* [Page excerpt]
Running a PET analysis using the python client
Last updated on 2024-07-09 | Edit this page
Overview
Questions
- How to check the status of a given collaboration within vantage6, programatically, using the Python client?
- How to request a task based on a given algorithm, programatically, through vantage6’s Python client?
Objectives
- Understand the programmatic approach for performing a data analysis through a given scenario.
Vantage6 Python client - basic concepts
The vantage6 Python client is a library designed to facilitate interaction with the vantage6 server, to perform various tasks such as creating computation tasks, managing organizations, collaborations, users, and collecting results. It is a versatile alternative to the web-based user interface which enable users and administrators to manage resources programatically, e.g., for automating actions or integrating them on other applications. It communicates with the server through its REST API, handling encryption and decryption of data for secure operations.
Creating an instance of the vantage6 Python client is relatively straightforward, requiring only (after installing the corresponding libraries) to define the server connection details: server URL, login credentials, and the organization’s private key (if encryption is being used). In case the server has the two-factor authentication (2FA) enabled you should also enter the corresponding time-based one-time password accordingly.
For simplicity, these settings can be defined on a separate Python module like the following:
PYTHON
# config.py
server_url = "https://<vantage6-server-address>"
server_port = 443
server_api = "/api"
username = "MY USERNAME"
password = "MY PASSWORD"
organization_key = "" # Path to the encryption key, if encryption is enabled.
Once you have created the Python module with the configuration settings, you can create the client instance as follows:
PYTHON
from vantage6.client import UserClient as Client
# Note: we assume here the config.py you just created is in the current directory.
# If it is not, then you need to make sure it can be found on your PYTHONPATH
import config
# Initialize the client object, and run the authentication
client = Client(config.server_url, config.server_port, config.server_api,
log_level='debug')
client.authenticate(config.username, config.password)
# Setup the encryption, if you have an organization_key (e.g., use the one set on the config.py file). If not, use None.
# Note that this will be optional in future versions (no need to use setup_encription at all when no organization keys are used) when Change Request vantage6/vantage6#1302 is addressed.
#client.setup_encryption(config.organization_key)
client.setup_encryption(None)

* [Extracted information]
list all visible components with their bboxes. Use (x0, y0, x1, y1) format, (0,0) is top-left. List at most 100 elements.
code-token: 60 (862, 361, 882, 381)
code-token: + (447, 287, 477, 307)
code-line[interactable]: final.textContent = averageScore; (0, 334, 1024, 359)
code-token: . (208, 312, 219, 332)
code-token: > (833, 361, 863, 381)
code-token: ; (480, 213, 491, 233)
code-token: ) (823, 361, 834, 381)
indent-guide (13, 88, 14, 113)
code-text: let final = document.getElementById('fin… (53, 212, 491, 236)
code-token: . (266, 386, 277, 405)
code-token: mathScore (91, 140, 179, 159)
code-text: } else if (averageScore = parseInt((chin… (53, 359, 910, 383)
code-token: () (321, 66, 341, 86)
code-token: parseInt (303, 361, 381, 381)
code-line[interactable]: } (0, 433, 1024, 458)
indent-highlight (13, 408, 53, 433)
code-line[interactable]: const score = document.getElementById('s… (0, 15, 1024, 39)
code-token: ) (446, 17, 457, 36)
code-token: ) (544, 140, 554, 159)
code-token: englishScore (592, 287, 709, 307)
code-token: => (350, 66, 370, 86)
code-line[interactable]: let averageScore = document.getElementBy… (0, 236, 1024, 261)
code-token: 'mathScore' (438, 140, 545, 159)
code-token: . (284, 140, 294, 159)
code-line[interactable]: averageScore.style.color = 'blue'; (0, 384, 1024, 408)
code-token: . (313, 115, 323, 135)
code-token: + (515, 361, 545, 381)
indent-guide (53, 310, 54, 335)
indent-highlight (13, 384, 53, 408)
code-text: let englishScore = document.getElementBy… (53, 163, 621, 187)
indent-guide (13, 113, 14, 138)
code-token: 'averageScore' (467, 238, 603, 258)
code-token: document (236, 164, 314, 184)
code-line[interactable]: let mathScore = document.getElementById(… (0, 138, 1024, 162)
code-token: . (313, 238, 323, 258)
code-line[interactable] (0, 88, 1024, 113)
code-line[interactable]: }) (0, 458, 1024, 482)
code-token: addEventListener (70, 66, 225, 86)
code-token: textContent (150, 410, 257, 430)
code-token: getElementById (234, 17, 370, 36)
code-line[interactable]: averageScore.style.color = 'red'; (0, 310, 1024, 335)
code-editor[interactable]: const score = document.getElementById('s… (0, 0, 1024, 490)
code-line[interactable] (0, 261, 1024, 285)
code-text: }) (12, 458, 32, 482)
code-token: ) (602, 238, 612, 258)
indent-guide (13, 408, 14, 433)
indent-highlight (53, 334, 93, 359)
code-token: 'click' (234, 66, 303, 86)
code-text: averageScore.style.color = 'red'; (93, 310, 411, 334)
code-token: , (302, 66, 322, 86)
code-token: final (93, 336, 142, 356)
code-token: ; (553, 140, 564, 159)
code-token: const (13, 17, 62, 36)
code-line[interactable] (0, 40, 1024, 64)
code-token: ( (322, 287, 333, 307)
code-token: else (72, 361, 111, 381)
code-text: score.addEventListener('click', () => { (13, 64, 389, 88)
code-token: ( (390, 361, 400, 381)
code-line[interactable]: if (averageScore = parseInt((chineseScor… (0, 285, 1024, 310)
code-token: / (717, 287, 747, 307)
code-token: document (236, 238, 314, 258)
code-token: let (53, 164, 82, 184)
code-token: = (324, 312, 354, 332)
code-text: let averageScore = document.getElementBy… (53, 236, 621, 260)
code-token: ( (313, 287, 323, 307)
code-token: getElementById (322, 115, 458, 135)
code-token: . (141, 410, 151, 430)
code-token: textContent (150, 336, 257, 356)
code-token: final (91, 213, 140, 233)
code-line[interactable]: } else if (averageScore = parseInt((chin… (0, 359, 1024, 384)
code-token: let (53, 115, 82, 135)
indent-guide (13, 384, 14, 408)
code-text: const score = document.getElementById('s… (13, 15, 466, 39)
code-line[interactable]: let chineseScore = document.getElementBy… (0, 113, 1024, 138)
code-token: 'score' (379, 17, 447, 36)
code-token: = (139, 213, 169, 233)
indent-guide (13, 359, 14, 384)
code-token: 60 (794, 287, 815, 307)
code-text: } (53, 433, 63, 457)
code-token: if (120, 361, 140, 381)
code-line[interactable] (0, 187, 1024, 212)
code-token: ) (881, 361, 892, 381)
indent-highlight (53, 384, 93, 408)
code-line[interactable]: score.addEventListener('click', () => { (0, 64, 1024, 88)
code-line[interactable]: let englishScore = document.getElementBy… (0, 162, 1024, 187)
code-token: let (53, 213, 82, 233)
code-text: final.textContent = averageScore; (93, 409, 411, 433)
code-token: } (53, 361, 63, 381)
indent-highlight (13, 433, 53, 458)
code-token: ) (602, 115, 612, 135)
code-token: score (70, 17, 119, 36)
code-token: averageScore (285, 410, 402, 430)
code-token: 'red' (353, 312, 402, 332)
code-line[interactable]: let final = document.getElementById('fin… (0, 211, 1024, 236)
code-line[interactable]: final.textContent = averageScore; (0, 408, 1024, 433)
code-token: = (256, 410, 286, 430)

* [Exercise goal]
Name every variable assigned a value in the config.py module shown on the vantage6 Python client page. Answer from the vantage6 Python client page alone.

* [Task solution]
server_url, server_port, server_api, username, password, organization_key